Entries supplied>
╔══
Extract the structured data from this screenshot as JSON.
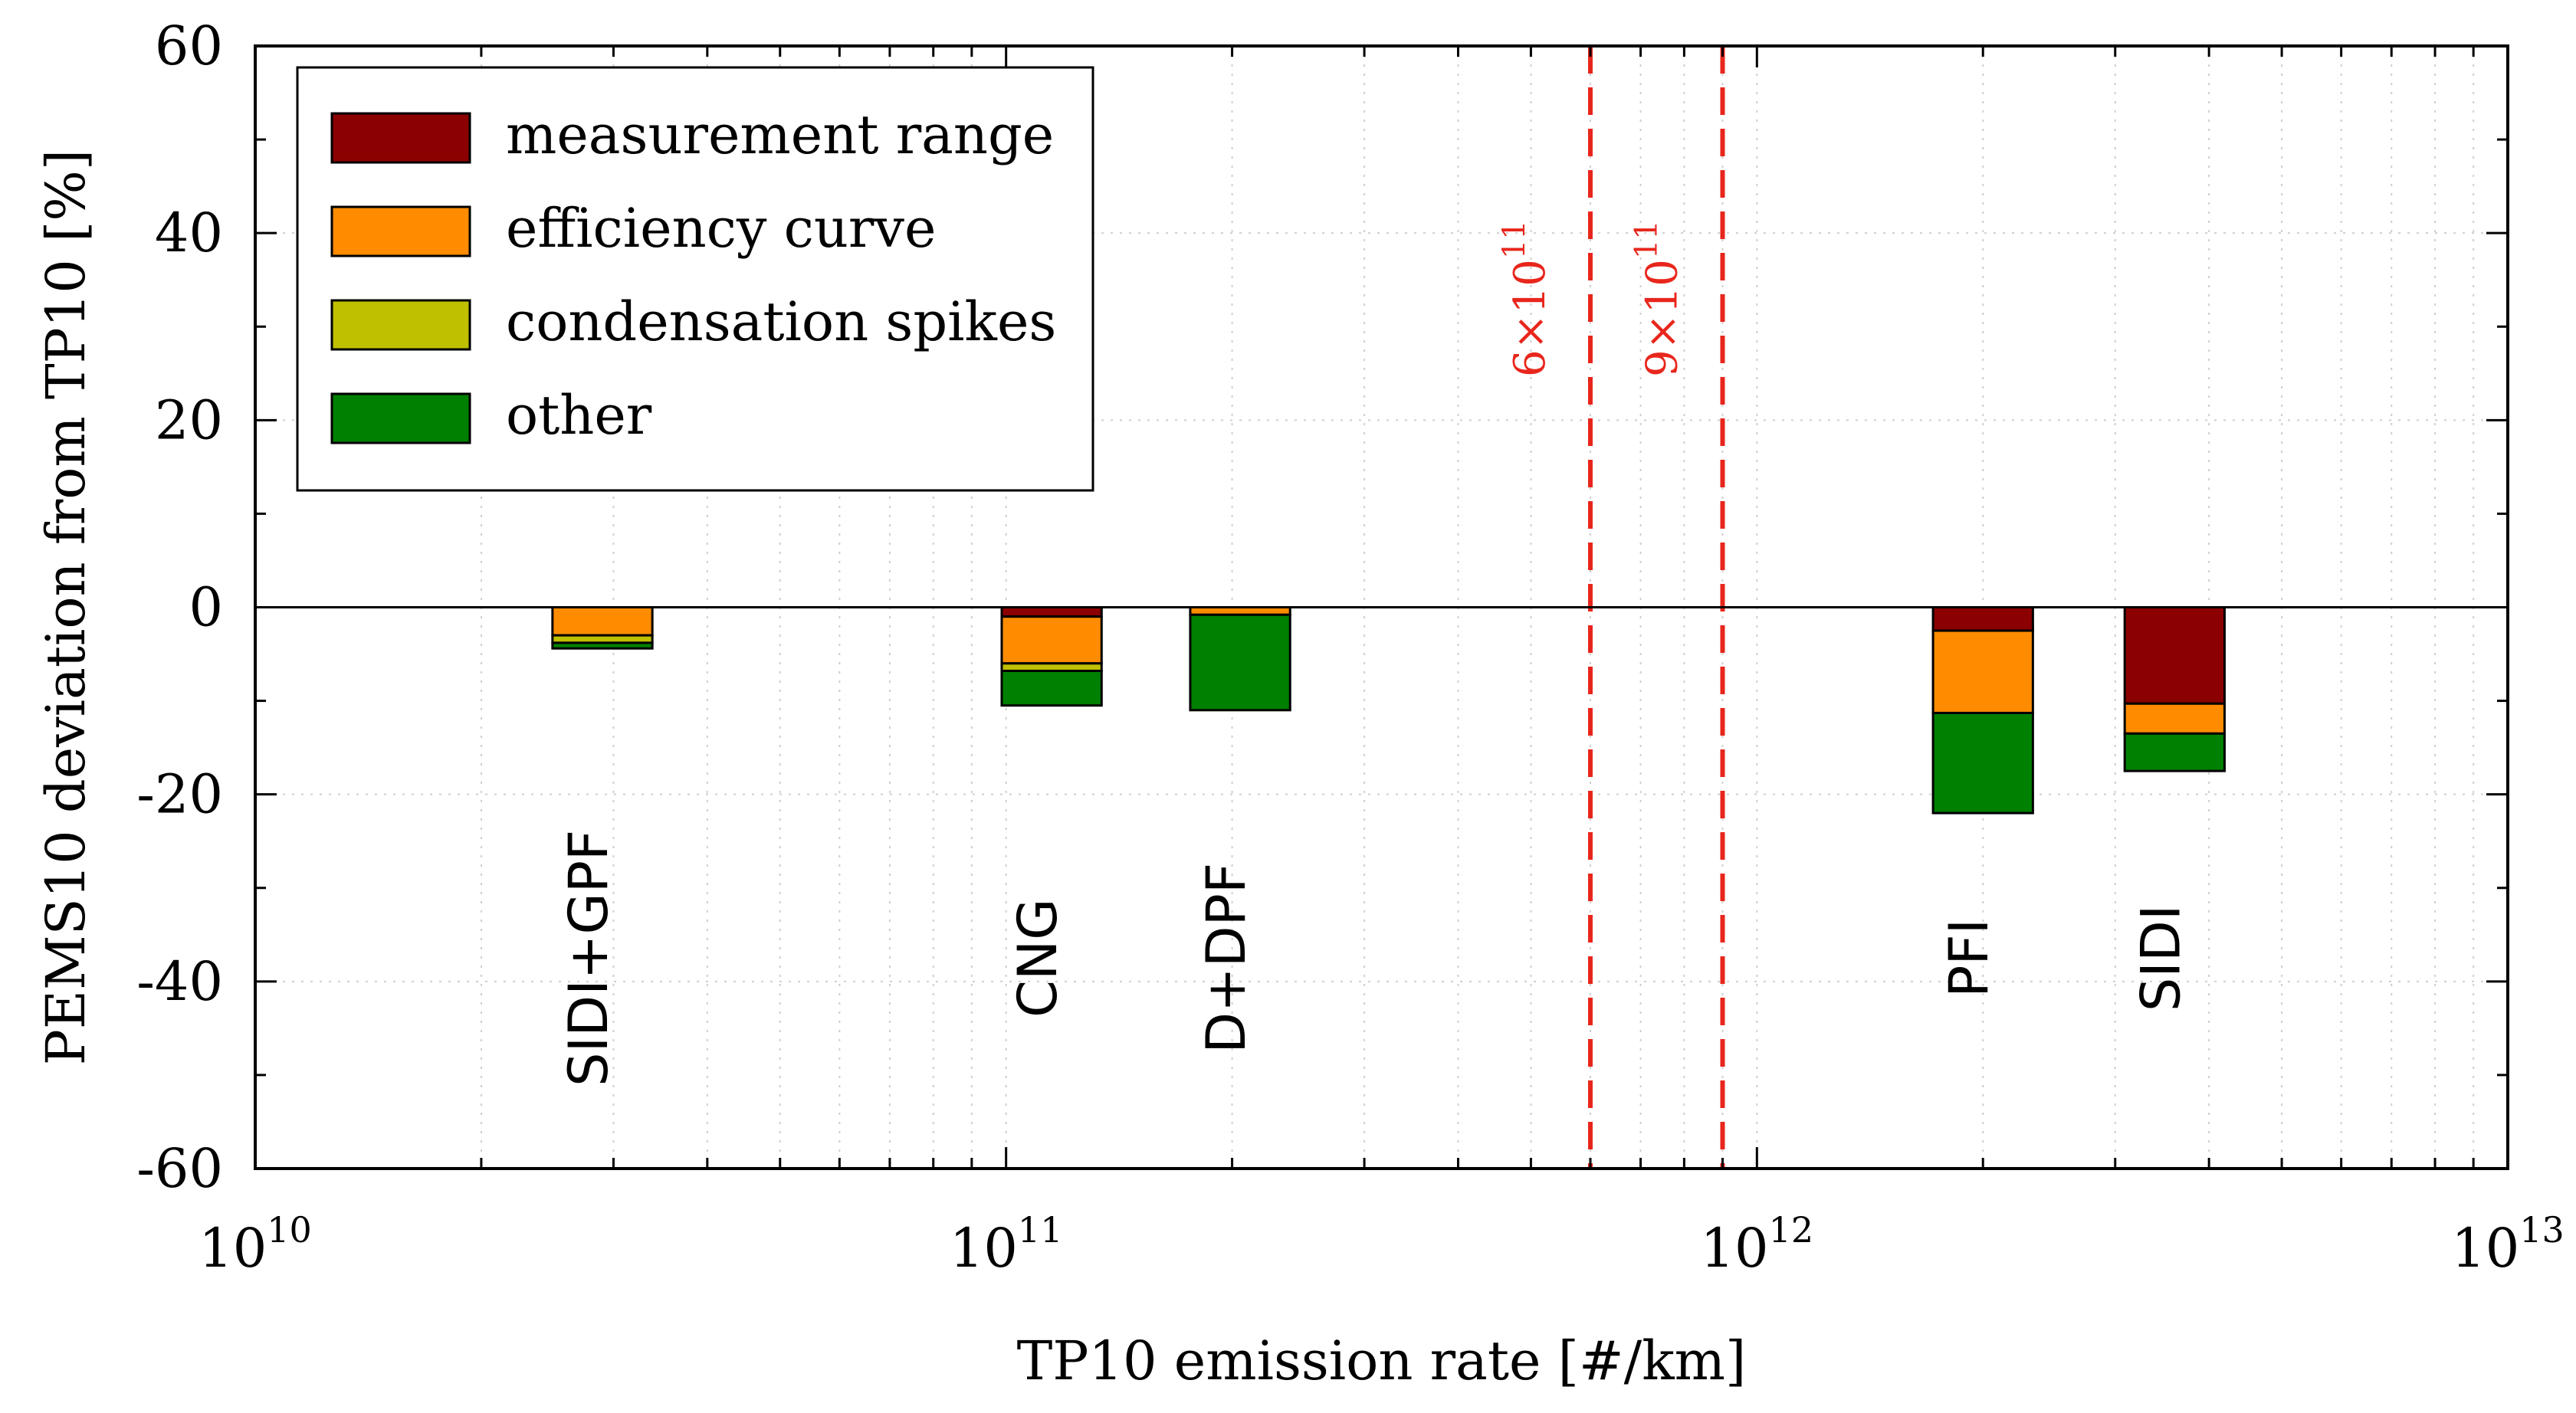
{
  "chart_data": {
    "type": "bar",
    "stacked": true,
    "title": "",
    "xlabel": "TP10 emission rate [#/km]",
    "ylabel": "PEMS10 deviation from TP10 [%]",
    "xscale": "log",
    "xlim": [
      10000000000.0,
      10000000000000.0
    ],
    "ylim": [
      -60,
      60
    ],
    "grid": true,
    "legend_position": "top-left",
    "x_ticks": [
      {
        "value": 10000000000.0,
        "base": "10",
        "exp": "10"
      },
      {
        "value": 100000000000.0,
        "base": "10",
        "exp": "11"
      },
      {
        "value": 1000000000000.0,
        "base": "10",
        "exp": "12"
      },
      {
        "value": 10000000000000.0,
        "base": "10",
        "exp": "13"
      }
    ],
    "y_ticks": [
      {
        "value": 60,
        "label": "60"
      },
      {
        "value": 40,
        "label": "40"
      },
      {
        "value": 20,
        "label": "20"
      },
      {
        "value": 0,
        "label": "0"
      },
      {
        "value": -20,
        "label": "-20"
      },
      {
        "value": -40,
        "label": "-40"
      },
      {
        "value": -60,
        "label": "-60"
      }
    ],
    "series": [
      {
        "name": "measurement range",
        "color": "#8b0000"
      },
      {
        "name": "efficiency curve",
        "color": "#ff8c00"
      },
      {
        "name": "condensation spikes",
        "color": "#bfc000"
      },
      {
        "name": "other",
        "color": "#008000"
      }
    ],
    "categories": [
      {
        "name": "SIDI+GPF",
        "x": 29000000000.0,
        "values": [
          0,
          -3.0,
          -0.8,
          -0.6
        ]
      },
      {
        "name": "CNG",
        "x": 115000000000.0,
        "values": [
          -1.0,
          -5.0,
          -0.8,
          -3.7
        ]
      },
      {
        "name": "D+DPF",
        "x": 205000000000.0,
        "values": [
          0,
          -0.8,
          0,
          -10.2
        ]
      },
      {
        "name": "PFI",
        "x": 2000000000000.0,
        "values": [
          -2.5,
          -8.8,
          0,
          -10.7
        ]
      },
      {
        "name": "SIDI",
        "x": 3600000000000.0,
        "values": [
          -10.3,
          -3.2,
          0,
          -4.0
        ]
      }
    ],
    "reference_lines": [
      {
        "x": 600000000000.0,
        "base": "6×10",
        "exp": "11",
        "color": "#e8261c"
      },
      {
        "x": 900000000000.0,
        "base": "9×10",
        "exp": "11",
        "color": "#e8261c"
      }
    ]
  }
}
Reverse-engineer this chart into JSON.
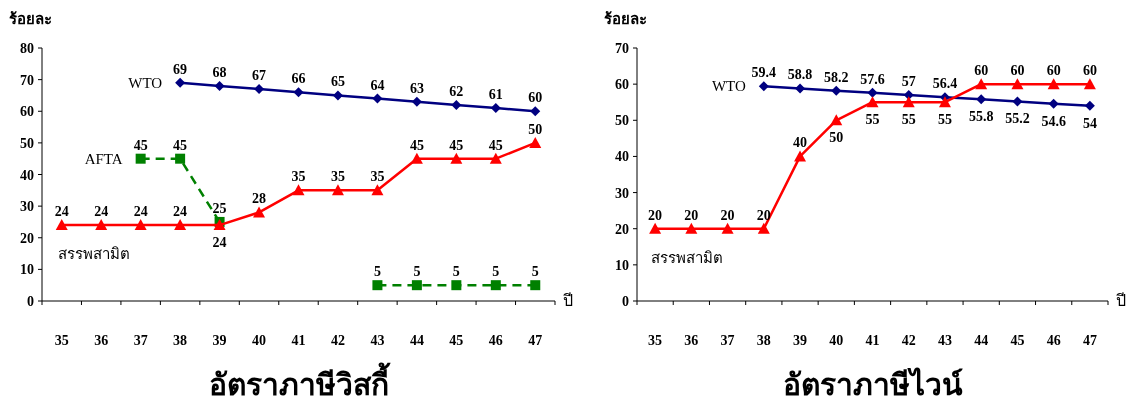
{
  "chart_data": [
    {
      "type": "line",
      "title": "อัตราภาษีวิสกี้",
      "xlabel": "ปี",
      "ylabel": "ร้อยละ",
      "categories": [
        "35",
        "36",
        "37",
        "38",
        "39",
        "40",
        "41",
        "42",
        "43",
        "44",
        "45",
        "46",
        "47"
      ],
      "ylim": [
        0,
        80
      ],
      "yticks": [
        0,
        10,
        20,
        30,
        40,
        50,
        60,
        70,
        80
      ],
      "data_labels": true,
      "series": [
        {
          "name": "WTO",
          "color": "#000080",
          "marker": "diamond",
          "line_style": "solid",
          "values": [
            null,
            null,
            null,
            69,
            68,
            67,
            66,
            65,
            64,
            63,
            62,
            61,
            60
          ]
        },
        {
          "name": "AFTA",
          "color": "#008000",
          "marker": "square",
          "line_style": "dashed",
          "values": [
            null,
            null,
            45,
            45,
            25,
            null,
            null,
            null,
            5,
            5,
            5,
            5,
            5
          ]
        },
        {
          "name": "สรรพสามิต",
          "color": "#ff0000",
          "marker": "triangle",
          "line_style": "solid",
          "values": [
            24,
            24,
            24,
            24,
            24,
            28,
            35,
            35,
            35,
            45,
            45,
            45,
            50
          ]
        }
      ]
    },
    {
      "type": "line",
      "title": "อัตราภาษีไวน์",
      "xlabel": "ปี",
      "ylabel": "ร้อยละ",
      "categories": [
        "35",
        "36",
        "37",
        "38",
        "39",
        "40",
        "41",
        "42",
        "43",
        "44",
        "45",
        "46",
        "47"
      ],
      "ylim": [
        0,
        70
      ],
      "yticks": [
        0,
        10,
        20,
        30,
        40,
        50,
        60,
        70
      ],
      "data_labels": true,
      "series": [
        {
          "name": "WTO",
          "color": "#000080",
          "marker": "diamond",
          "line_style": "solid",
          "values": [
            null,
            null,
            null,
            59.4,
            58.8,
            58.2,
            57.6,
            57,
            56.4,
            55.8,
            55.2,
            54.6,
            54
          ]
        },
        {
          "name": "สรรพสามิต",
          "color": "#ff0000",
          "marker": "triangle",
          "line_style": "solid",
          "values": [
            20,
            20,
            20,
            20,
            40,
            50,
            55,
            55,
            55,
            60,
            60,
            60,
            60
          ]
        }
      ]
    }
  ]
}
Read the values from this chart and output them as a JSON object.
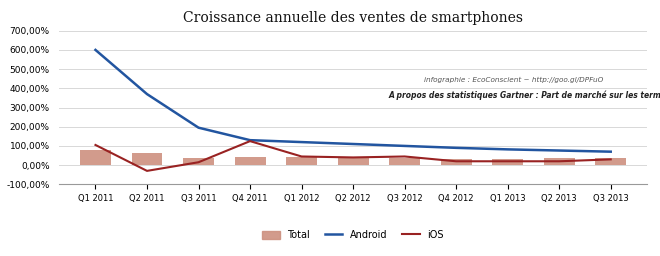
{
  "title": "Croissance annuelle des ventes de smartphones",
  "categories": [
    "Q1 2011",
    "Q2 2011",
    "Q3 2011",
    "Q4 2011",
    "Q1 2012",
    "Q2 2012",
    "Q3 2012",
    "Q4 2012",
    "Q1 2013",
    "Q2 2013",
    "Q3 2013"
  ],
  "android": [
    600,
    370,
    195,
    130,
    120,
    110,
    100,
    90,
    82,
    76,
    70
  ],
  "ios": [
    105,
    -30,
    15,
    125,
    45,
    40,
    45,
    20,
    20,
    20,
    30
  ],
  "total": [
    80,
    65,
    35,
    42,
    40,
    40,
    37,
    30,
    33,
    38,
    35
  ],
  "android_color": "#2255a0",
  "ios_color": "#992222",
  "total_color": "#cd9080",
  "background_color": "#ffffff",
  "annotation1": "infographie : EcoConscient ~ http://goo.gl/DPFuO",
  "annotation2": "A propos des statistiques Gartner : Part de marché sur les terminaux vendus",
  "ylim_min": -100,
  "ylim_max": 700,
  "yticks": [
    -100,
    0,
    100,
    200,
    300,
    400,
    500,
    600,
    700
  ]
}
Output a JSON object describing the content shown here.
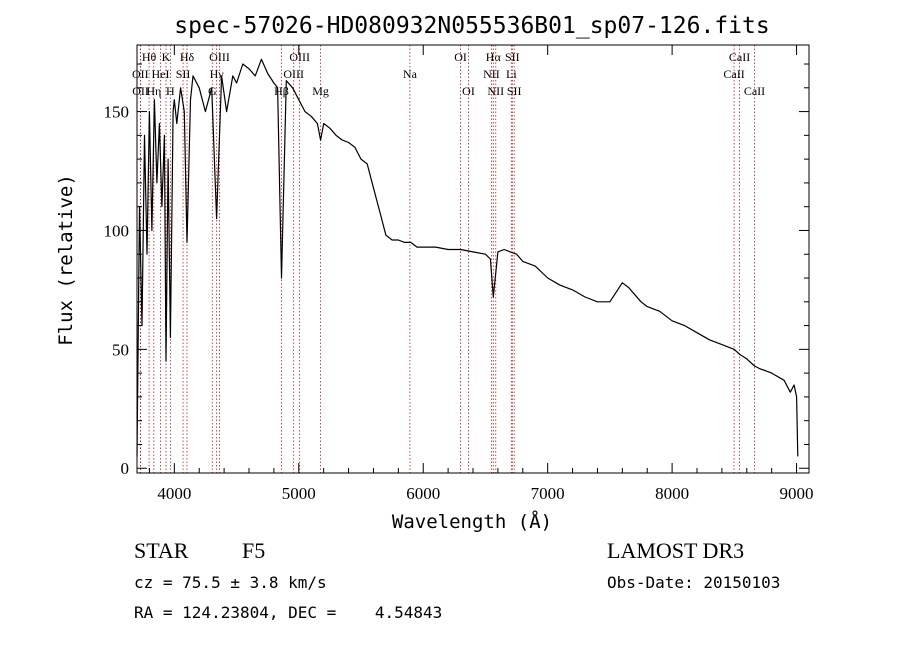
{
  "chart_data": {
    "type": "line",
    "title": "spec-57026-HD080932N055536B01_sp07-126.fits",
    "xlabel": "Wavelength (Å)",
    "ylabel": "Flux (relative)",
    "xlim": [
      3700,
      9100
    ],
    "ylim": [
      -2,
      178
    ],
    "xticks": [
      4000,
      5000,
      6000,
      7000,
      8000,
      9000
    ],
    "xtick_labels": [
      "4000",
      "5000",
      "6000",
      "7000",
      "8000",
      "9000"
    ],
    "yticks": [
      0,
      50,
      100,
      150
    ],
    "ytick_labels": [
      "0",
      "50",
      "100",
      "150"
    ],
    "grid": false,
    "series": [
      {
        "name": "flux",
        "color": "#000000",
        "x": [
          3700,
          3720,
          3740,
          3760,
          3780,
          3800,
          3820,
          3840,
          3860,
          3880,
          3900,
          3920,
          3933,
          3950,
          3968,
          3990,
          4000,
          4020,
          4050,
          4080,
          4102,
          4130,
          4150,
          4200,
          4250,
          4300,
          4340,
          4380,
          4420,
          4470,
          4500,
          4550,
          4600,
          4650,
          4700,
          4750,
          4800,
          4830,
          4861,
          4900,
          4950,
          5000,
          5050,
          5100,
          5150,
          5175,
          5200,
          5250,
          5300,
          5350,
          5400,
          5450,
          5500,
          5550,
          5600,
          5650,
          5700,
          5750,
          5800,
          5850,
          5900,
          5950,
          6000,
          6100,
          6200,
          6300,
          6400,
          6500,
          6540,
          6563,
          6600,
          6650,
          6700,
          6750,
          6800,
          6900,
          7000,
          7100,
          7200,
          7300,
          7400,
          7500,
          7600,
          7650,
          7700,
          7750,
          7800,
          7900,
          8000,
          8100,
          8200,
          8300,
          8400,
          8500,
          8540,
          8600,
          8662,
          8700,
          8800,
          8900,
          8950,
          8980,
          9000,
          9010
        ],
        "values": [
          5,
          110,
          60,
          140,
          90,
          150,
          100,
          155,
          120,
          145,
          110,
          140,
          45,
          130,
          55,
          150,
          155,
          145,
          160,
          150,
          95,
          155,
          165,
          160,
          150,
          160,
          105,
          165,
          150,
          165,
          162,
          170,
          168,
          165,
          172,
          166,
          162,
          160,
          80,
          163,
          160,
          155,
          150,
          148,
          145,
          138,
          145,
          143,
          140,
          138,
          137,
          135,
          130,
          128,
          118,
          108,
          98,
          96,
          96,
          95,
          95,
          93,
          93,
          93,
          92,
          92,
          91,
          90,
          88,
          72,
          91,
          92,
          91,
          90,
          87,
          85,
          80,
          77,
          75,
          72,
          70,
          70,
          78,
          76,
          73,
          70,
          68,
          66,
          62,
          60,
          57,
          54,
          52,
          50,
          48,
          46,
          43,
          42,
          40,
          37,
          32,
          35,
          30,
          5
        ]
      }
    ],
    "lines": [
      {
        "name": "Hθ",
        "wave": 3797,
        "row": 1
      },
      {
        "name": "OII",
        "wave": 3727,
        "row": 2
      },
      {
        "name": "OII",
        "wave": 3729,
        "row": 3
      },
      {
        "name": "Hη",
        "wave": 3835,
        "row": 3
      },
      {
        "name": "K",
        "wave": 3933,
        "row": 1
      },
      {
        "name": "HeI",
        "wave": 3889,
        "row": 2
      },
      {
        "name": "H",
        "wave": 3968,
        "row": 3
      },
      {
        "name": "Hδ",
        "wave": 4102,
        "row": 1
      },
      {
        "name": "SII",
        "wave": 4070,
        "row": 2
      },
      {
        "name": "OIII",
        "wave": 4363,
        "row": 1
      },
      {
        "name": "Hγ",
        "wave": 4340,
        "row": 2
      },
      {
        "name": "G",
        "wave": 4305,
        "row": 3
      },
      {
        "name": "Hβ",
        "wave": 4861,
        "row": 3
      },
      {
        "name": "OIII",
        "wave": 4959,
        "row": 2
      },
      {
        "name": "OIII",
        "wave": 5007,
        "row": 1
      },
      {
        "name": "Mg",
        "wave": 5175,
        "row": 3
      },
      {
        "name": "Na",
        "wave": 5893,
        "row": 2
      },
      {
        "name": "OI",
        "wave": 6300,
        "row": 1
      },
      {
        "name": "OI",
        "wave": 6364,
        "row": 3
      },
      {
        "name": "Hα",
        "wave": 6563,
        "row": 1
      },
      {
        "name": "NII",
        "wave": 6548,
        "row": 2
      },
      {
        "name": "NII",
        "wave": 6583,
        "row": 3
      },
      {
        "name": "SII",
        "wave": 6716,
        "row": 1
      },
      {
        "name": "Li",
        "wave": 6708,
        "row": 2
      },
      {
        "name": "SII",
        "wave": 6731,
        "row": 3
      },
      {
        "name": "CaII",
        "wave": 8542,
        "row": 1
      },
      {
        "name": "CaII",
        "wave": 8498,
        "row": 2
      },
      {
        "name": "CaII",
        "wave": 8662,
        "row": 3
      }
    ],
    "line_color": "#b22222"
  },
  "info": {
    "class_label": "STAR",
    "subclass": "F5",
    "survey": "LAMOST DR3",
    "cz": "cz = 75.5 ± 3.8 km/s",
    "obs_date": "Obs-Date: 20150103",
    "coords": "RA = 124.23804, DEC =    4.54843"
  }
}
╚══
What the task requires>
Your answer should be a single number: the count of lines in the listing that contain the word "type".

Task result>
4